Dataset items
>> begin

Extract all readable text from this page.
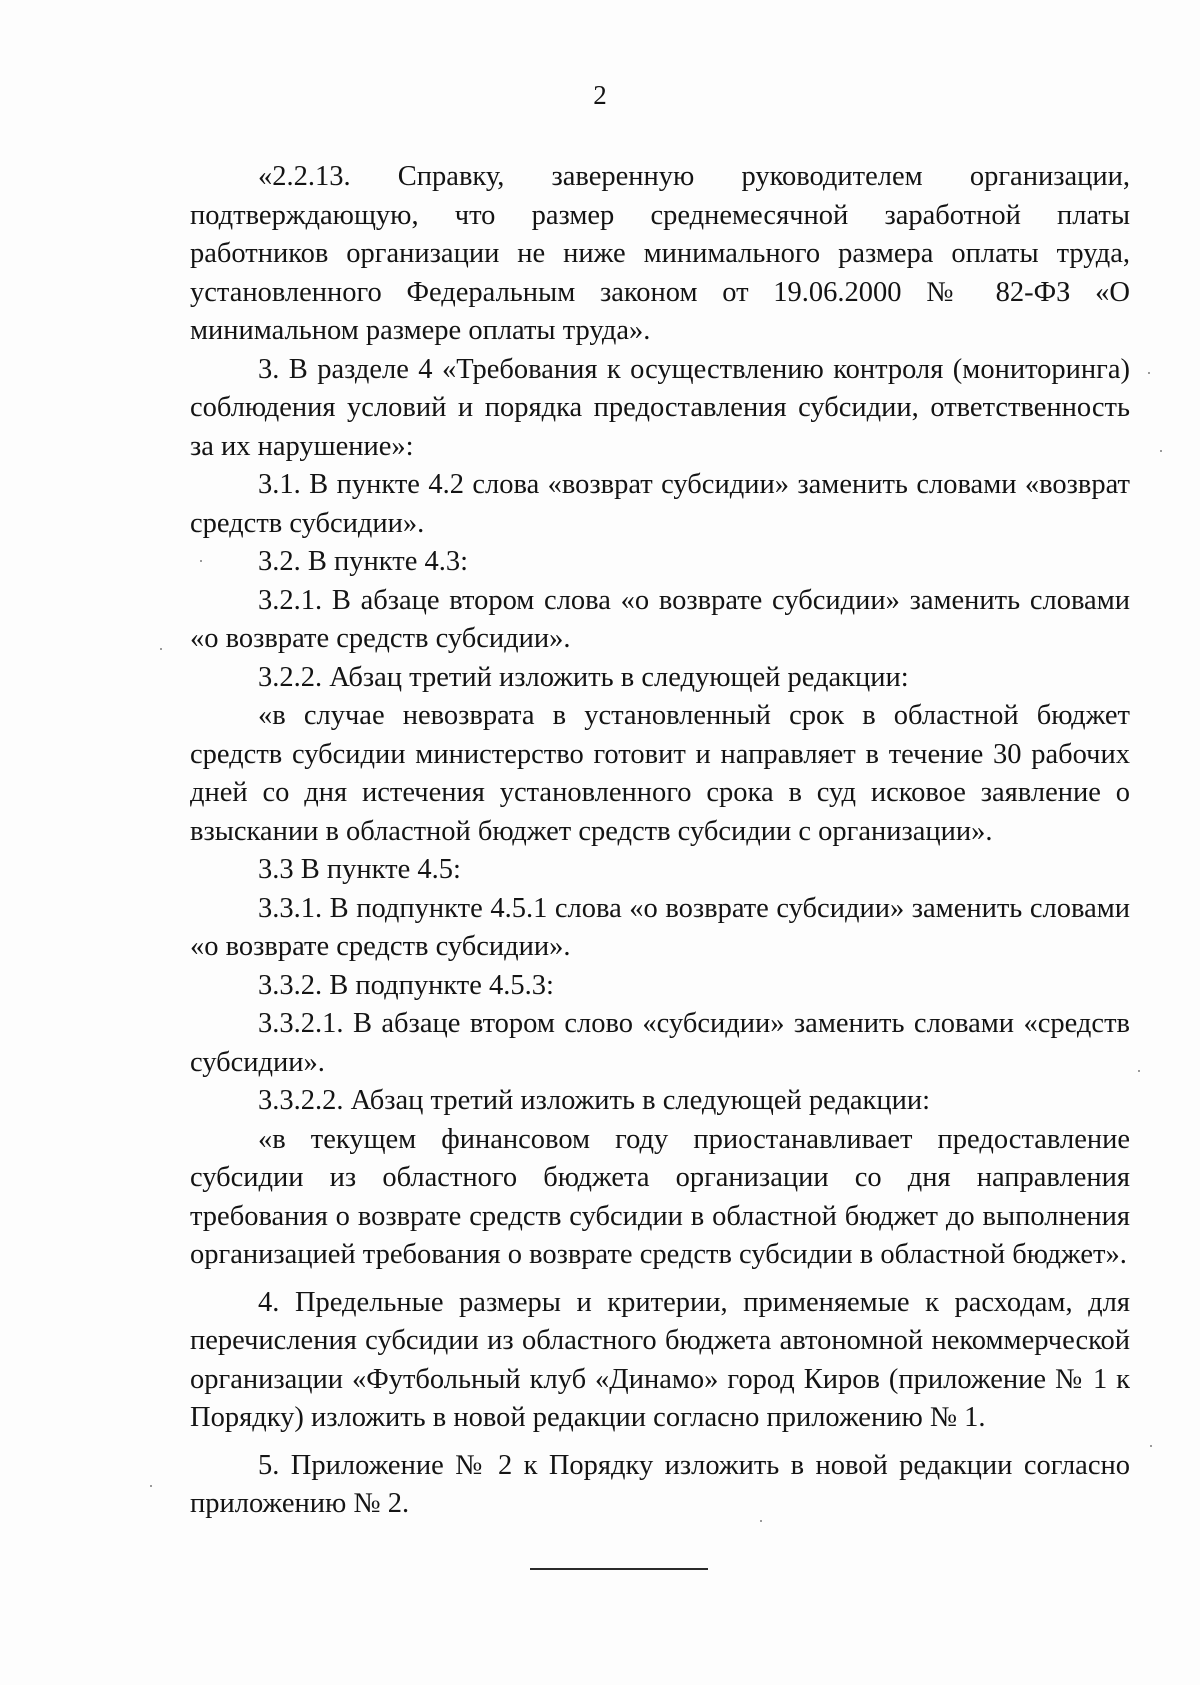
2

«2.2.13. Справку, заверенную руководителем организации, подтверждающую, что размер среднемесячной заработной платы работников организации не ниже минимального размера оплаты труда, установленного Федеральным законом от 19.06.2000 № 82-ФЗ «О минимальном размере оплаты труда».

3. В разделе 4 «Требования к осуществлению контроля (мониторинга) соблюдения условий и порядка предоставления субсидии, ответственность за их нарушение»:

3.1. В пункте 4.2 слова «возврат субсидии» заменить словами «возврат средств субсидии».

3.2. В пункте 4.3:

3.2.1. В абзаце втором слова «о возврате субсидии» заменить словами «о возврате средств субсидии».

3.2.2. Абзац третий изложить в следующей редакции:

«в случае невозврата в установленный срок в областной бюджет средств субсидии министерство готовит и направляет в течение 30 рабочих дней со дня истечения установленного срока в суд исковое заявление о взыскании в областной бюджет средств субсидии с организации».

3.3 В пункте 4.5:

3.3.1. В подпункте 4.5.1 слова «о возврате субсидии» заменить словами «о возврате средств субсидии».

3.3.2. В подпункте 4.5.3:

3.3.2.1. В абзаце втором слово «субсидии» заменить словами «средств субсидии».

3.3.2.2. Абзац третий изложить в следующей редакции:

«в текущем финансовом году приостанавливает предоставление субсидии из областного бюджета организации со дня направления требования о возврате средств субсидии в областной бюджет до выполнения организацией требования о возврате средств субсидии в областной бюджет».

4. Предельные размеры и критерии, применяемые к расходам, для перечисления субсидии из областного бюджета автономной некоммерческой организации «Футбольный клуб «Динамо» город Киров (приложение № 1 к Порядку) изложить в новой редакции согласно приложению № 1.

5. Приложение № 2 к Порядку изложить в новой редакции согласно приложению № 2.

>> end

Given problem:
Quote every line of the records above exactly; no picture is to be copied.

Answer for this exercise:
Extract all readable text from this page.
2

«2.2.13. Справку, заверенную руководителем организации, подтверждающую, что размер среднемесячной заработной платы работников организации не ниже минимального размера оплаты труда, установленного Федеральным законом от 19.06.2000 № 82-ФЗ «О минимальном размере оплаты труда».

3. В разделе 4 «Требования к осуществлению контроля (мониторинга) соблюдения условий и порядка предоставления субсидии, ответственность за их нарушение»:

3.1. В пункте 4.2 слова «возврат субсидии» заменить словами «возврат средств субсидии».

3.2. В пункте 4.3:

3.2.1. В абзаце втором слова «о возврате субсидии» заменить словами «о возврате средств субсидии».

3.2.2. Абзац третий изложить в следующей редакции:

«в случае невозврата в установленный срок в областной бюджет средств субсидии министерство готовит и направляет в течение 30 рабочих дней со дня истечения установленного срока в суд исковое заявление о взыскании в областной бюджет средств субсидии с организации».

3.3 В пункте 4.5:

3.3.1. В подпункте 4.5.1 слова «о возврате субсидии» заменить словами «о возврате средств субсидии».

3.3.2. В подпункте 4.5.3:

3.3.2.1. В абзаце втором слово «субсидии» заменить словами «средств субсидии».

3.3.2.2. Абзац третий изложить в следующей редакции:

«в текущем финансовом году приостанавливает предоставление субсидии из областного бюджета организации со дня направления требования о возврате средств субсидии в областной бюджет до выполнения организацией требования о возврате средств субсидии в областной бюджет».

4. Предельные размеры и критерии, применяемые к расходам, для перечисления субсидии из областного бюджета автономной некоммерческой организации «Футбольный клуб «Динамо» город Киров (приложение № 1 к Порядку) изложить в новой редакции согласно приложению № 1.

5. Приложение № 2 к Порядку изложить в новой редакции согласно приложению № 2.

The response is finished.